■ **Directive**:
Gather from the material every line that contains the string "comme".

** start Data in this exercise **

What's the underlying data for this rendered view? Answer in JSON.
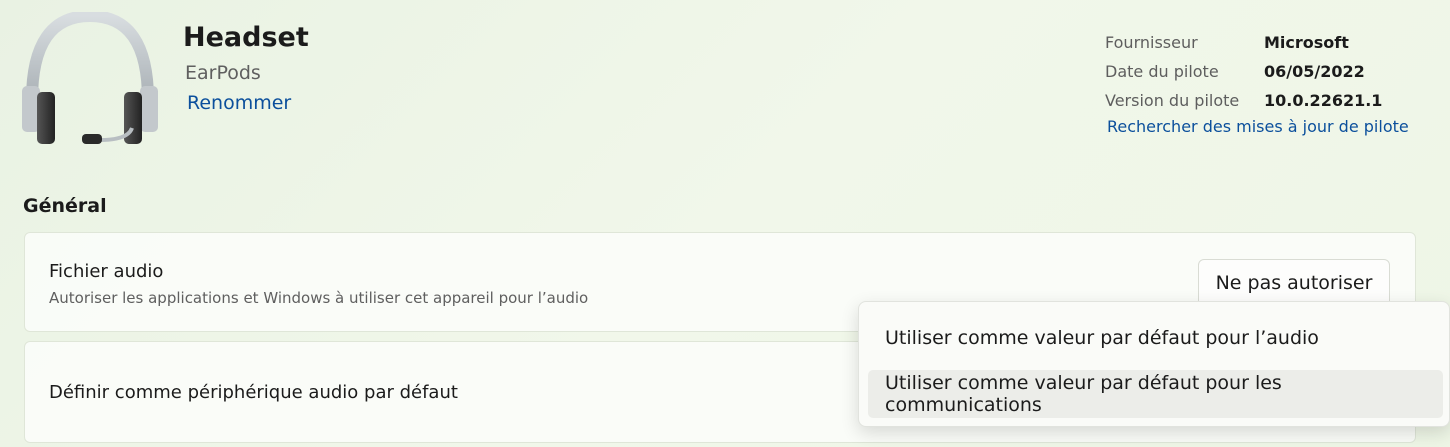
{
  "device": {
    "name": "Headset",
    "model": "EarPods",
    "rename_link": "Renommer"
  },
  "driver_info": {
    "rows": [
      {
        "label": "Fournisseur",
        "value": "Microsoft"
      },
      {
        "label": "Date du pilote",
        "value": "06/05/2022"
      },
      {
        "label": "Version du pilote",
        "value": "10.0.22621.1"
      }
    ],
    "update_link": "Rechercher des mises à jour de pilote"
  },
  "general": {
    "title": "Général",
    "audio_card": {
      "title": "Fichier audio",
      "description": "Autoriser les applications et Windows à utiliser cet appareil pour l’audio",
      "button": "Ne pas autoriser"
    },
    "default_card": {
      "title": "Définir comme périphérique audio par défaut"
    }
  },
  "dropdown": {
    "items": [
      "Utiliser comme valeur par défaut pour l’audio",
      "Utiliser comme valeur par défaut pour les communications"
    ]
  },
  "colors": {
    "link": "#0b4f9c",
    "accent_background": "#eef6e6"
  }
}
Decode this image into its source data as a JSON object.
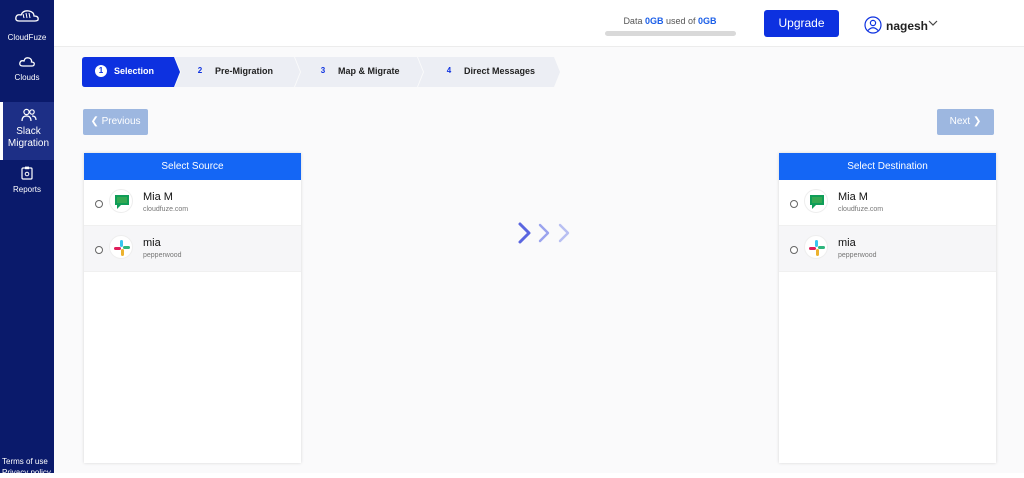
{
  "sidebar": {
    "brand": "CloudFuze",
    "items": [
      {
        "label": "Clouds",
        "icon": "cloud-icon"
      },
      {
        "label": "Slack Migration",
        "icon": "users-icon"
      },
      {
        "label": "Reports",
        "icon": "clipboard-icon"
      }
    ],
    "footer": {
      "terms": "Terms of use",
      "privacy": "Privacy policy"
    }
  },
  "topbar": {
    "data_prefix": "Data",
    "data_used": "0GB",
    "data_mid": "used of",
    "data_total": "0GB",
    "upgrade_label": "Upgrade",
    "username": "nagesh"
  },
  "steps": [
    {
      "num": "1",
      "label": "Selection",
      "active": true
    },
    {
      "num": "2",
      "label": "Pre-Migration"
    },
    {
      "num": "3",
      "label": "Map & Migrate"
    },
    {
      "num": "4",
      "label": "Direct Messages"
    }
  ],
  "buttons": {
    "previous": "Previous",
    "next": "Next"
  },
  "source": {
    "title": "Select Source",
    "accounts": [
      {
        "name": "Mia M",
        "domain": "cloudfuze.com",
        "icon": "google-chat-icon"
      },
      {
        "name": "mia",
        "domain": "pepperwood",
        "icon": "slack-icon"
      }
    ]
  },
  "destination": {
    "title": "Select Destination",
    "accounts": [
      {
        "name": "Mia M",
        "domain": "cloudfuze.com",
        "icon": "google-chat-icon"
      },
      {
        "name": "mia",
        "domain": "pepperwood",
        "icon": "slack-icon"
      }
    ]
  },
  "colors": {
    "sidebar": "#0a1a6b",
    "accent": "#0d31e0",
    "panel_head": "#1466f5",
    "disabled_button": "#9db7e0"
  }
}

** end Data in this exercise **

■ **Complete output**:
      "title": "Définir comme périphérique audio par défaut"
      "Utiliser comme valeur par défaut pour l’audio",
      "Utiliser comme valeur par défaut pour les communications"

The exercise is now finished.